STATED TASK |
Could you output each line of the data that follows exactly?

RECORDS FOR PROCESSING |

-*-*-

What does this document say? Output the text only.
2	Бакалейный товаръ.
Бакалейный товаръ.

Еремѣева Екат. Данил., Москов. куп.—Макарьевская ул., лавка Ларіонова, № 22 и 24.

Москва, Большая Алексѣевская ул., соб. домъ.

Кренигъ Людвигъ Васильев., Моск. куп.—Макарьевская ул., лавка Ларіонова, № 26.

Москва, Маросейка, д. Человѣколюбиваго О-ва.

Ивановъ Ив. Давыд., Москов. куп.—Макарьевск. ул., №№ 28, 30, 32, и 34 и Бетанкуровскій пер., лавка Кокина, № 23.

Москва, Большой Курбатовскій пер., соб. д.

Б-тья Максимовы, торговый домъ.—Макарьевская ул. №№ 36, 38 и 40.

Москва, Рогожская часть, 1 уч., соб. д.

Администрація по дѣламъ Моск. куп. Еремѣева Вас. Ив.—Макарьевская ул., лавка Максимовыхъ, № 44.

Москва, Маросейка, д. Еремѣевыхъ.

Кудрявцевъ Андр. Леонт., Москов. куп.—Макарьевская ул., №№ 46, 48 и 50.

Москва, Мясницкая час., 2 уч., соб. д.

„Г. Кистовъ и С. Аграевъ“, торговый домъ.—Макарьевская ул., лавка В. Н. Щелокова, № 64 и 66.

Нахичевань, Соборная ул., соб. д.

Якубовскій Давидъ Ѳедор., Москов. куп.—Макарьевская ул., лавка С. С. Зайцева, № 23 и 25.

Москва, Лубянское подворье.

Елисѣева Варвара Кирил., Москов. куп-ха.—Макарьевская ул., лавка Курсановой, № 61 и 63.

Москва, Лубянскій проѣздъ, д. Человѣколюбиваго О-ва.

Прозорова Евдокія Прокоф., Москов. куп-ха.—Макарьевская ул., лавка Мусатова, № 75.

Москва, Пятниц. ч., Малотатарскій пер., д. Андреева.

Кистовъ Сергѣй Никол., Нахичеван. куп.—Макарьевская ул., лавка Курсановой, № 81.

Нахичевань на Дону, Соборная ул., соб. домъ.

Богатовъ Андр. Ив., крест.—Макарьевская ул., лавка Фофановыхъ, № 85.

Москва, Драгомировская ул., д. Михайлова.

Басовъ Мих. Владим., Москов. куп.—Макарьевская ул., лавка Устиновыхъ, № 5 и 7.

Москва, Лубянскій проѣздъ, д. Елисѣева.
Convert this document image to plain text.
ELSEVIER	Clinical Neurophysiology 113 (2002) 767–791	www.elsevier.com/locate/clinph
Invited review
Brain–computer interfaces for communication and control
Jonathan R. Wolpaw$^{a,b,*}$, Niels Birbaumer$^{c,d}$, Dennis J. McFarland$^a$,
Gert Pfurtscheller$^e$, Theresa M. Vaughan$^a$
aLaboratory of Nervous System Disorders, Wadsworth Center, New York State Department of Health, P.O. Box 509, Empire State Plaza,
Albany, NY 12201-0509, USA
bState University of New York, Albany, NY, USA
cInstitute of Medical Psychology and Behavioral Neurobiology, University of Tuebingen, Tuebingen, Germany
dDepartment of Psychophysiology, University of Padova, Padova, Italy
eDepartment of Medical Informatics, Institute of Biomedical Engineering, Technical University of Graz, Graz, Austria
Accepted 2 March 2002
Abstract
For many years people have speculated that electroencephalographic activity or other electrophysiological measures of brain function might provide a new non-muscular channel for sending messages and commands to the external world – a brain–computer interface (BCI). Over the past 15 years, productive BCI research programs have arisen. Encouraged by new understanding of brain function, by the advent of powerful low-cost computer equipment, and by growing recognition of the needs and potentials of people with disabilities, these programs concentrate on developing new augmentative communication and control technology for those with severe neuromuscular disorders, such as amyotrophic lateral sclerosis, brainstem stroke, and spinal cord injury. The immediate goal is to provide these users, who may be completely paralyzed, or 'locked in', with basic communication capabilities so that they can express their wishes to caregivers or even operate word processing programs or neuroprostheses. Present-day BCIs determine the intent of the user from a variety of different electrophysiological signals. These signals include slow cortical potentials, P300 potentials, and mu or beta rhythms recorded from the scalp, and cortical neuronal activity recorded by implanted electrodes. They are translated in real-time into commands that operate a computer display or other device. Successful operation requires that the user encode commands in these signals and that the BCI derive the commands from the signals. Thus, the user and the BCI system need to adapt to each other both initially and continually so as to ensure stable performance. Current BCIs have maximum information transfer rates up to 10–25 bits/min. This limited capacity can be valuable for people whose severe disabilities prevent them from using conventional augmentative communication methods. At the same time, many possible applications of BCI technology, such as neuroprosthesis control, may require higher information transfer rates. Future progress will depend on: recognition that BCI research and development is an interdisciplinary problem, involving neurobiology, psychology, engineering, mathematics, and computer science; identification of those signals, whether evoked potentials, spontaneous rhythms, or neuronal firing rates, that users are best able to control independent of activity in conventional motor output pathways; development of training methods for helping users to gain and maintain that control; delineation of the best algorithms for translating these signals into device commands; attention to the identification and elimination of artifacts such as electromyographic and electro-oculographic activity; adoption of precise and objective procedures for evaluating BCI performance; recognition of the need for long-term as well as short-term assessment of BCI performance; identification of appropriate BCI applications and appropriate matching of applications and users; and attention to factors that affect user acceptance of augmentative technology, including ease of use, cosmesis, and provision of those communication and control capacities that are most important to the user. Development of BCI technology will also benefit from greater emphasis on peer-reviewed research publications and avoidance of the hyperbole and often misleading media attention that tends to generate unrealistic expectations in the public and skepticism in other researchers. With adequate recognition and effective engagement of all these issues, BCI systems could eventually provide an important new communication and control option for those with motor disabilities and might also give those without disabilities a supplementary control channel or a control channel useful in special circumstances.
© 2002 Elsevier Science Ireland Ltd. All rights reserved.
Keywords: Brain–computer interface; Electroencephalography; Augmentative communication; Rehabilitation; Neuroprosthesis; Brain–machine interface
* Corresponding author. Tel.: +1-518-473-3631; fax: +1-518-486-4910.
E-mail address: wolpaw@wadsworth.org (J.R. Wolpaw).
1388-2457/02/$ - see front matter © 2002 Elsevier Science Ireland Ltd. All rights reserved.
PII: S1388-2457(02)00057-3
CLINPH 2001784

-*-*-

ANSWER BELOW |
What does this document say? Output the text only.
2	Бакалейный товаръ.
Бакалейный товаръ.

Еремѣева Екат. Данил., Москов. куп.—Макарьевская ул., лавка Ларіонова, № 22 и 24.

Москва, Большая Алексѣевская ул., соб. домъ.

Кренигъ Людвигъ Васильев., Моск. куп.—Макарьевская ул., лавка Ларіонова, № 26.

Москва, Маросейка, д. Человѣколюбиваго О-ва.

Ивановъ Ив. Давыд., Москов. куп.—Макарьевск. ул., №№ 28, 30, 32, и 34 и Бетанкуровскій пер., лавка Кокина, № 23.

Москва, Большой Курбатовскій пер., соб. д.

Б-тья Максимовы, торговый домъ.—Макарьевская ул. №№ 36, 38 и 40.

Москва, Рогожская часть, 1 уч., соб. д.

Администрація по дѣламъ Моск. куп. Еремѣева Вас. Ив.—Макарьевская ул., лавка Максимовыхъ, № 44.

Москва, Маросейка, д. Еремѣевыхъ.

Кудрявцевъ Андр. Леонт., Москов. куп.—Макарьевская ул., №№ 46, 48 и 50.

Москва, Мясницкая час., 2 уч., соб. д.

„Г. Кистовъ и С. Аграевъ“, торговый домъ.—Макарьевская ул., лавка В. Н. Щелокова, № 64 и 66.

Нахичевань, Соборная ул., соб. д.

Якубовскій Давидъ Ѳедор., Москов. куп.—Макарьевская ул., лавка С. С. Зайцева, № 23 и 25.

Москва, Лубянское подворье.

Елисѣева Варвара Кирил., Москов. куп-ха.—Макарьевская ул., лавка Курсановой, № 61 и 63.

Москва, Лубянскій проѣздъ, д. Человѣколюбиваго О-ва.

Прозорова Евдокія Прокоф., Москов. куп-ха.—Макарьевская ул., лавка Мусатова, № 75.

Москва, Пятниц. ч., Малотатарскій пер., д. Андреева.

Кистовъ Сергѣй Никол., Нахичеван. куп.—Макарьевская ул., лавка Курсановой, № 81.

Нахичевань на Дону, Соборная ул., соб. домъ.

Богатовъ Андр. Ив., крест.—Макарьевская ул., лавка Фофановыхъ, № 85.

Москва, Драгомировская ул., д. Михайлова.

Басовъ Мих. Владим., Москов. куп.—Макарьевская ул., лавка Устиновыхъ, № 5 и 7.

Москва, Лубянскій проѣздъ, д. Елисѣева.
Convert this document image to plain text.
ELSEVIER	Clinical Neurophysiology 113 (2002) 767–791	www.elsevier.com/locate/clinph
Invited review
Brain–computer interfaces for communication and control
Jonathan R. Wolpaw$^{a,b,*}$, Niels Birbaumer$^{c,d}$, Dennis J. McFarland$^a$,
Gert Pfurtscheller$^e$, Theresa M. Vaughan$^a$
aLaboratory of Nervous System Disorders, Wadsworth Center, New York State Department of Health, P.O. Box 509, Empire State Plaza,
Albany, NY 12201-0509, USA
bState University of New York, Albany, NY, USA
cInstitute of Medical Psychology and Behavioral Neurobiology, University of Tuebingen, Tuebingen, Germany
dDepartment of Psychophysiology, University of Padova, Padova, Italy
eDepartment of Medical Informatics, Institute of Biomedical Engineering, Technical University of Graz, Graz, Austria
Accepted 2 March 2002
Abstract
For many years people have speculated that electroencephalographic activity or other electrophysiological measures of brain function might provide a new non-muscular channel for sending messages and commands to the external world – a brain–computer interface (BCI). Over the past 15 years, productive BCI research programs have arisen. Encouraged by new understanding of brain function, by the advent of powerful low-cost computer equipment, and by growing recognition of the needs and potentials of people with disabilities, these programs concentrate on developing new augmentative communication and control technology for those with severe neuromuscular disorders, such as amyotrophic lateral sclerosis, brainstem stroke, and spinal cord injury. The immediate goal is to provide these users, who may be completely paralyzed, or 'locked in', with basic communication capabilities so that they can express their wishes to caregivers or even operate word processing programs or neuroprostheses. Present-day BCIs determine the intent of the user from a variety of different electrophysiological signals. These signals include slow cortical potentials, P300 potentials, and mu or beta rhythms recorded from the scalp, and cortical neuronal activity recorded by implanted electrodes. They are translated in real-time into commands that operate a computer display or other device. Successful operation requires that the user encode commands in these signals and that the BCI derive the commands from the signals. Thus, the user and the BCI system need to adapt to each other both initially and continually so as to ensure stable performance. Current BCIs have maximum information transfer rates up to 10–25 bits/min. This limited capacity can be valuable for people whose severe disabilities prevent them from using conventional augmentative communication methods. At the same time, many possible applications of BCI technology, such as neuroprosthesis control, may require higher information transfer rates. Future progress will depend on: recognition that BCI research and development is an interdisciplinary problem, involving neurobiology, psychology, engineering, mathematics, and computer science; identification of those signals, whether evoked potentials, spontaneous rhythms, or neuronal firing rates, that users are best able to control independent of activity in conventional motor output pathways; development of training methods for helping users to gain and maintain that control; delineation of the best algorithms for translating these signals into device commands; attention to the identification and elimination of artifacts such as electromyographic and electro-oculographic activity; adoption of precise and objective procedures for evaluating BCI performance; recognition of the need for long-term as well as short-term assessment of BCI performance; identification of appropriate BCI applications and appropriate matching of applications and users; and attention to factors that affect user acceptance of augmentative technology, including ease of use, cosmesis, and provision of those communication and control capacities that are most important to the user. Development of BCI technology will also benefit from greater emphasis on peer-reviewed research publications and avoidance of the hyperbole and often misleading media attention that tends to generate unrealistic expectations in the public and skepticism in other researchers. With adequate recognition and effective engagement of all these issues, BCI systems could eventually provide an important new communication and control option for those with motor disabilities and might also give those without disabilities a supplementary control channel or a control channel useful in special circumstances.
© 2002 Elsevier Science Ireland Ltd. All rights reserved.
Keywords: Brain–computer interface; Electroencephalography; Augmentative communication; Rehabilitation; Neuroprosthesis; Brain–machine interface
* Corresponding author. Tel.: +1-518-473-3631; fax: +1-518-486-4910.
E-mail address: wolpaw@wadsworth.org (J.R. Wolpaw).
1388-2457/02/$ - see front matter © 2002 Elsevier Science Ireland Ltd. All rights reserved.
PII: S1388-2457(02)00057-3
CLINPH 2001784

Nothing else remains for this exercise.